● What you have to do
Collect all lines below with the string "range".
*-*-*
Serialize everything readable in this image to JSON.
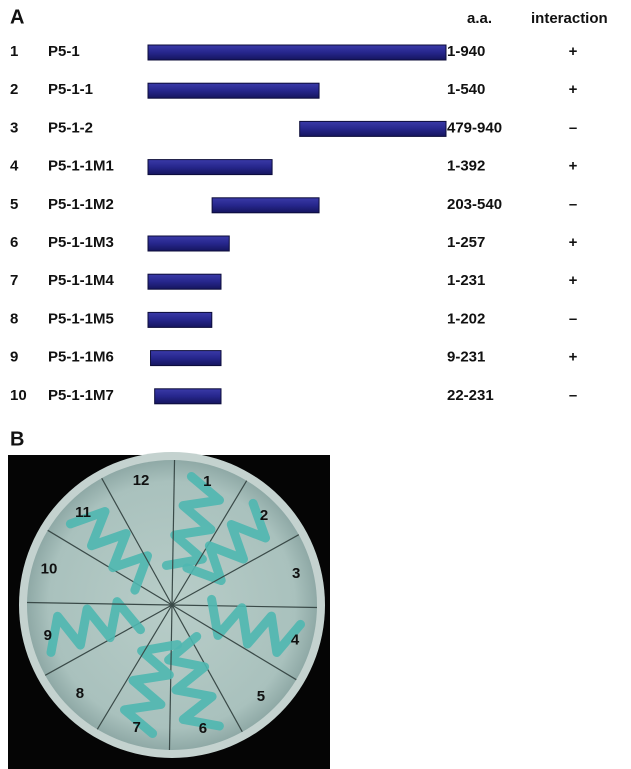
{
  "panel_a": {
    "label": "A",
    "headers": [
      "a.a.",
      "interaction"
    ],
    "rows": [
      {
        "number": "1",
        "name": "P5-1",
        "range": "1-940",
        "interaction": "+"
      },
      {
        "number": "2",
        "name": "P5-1-1",
        "range": "1-540",
        "interaction": "+"
      },
      {
        "number": "3",
        "name": "P5-1-2",
        "range": "479-940",
        "interaction": "–"
      },
      {
        "number": "4",
        "name": "P5-1-1M1",
        "range": "1-392",
        "interaction": "+"
      },
      {
        "number": "5",
        "name": "P5-1-1M2",
        "range": "203-540",
        "interaction": "–"
      },
      {
        "number": "6",
        "name": "P5-1-1M3",
        "range": "1-257",
        "interaction": "+"
      },
      {
        "number": "7",
        "name": "P5-1-1M4",
        "range": "1-231",
        "interaction": "+"
      },
      {
        "number": "8",
        "name": "P5-1-1M5",
        "range": "1-202",
        "interaction": "–"
      },
      {
        "number": "9",
        "name": "P5-1-1M6",
        "range": "9-231",
        "interaction": "+"
      },
      {
        "number": "10",
        "name": "P5-1-1M7",
        "range": "22-231",
        "interaction": "–"
      }
    ]
  },
  "panel_b": {
    "label": "B",
    "sectors": [
      "1",
      "2",
      "3",
      "4",
      "5",
      "6",
      "7",
      "8",
      "9",
      "10",
      "11",
      "12"
    ]
  }
}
*-*-*
● Full answer
        "range": "1-940",
        "range": "1-540",
        "range": "479-940",
        "range": "1-392",
        "range": "203-540",
        "range": "1-257",
        "range": "1-231",
        "range": "1-202",
        "range": "9-231",
        "range": "22-231",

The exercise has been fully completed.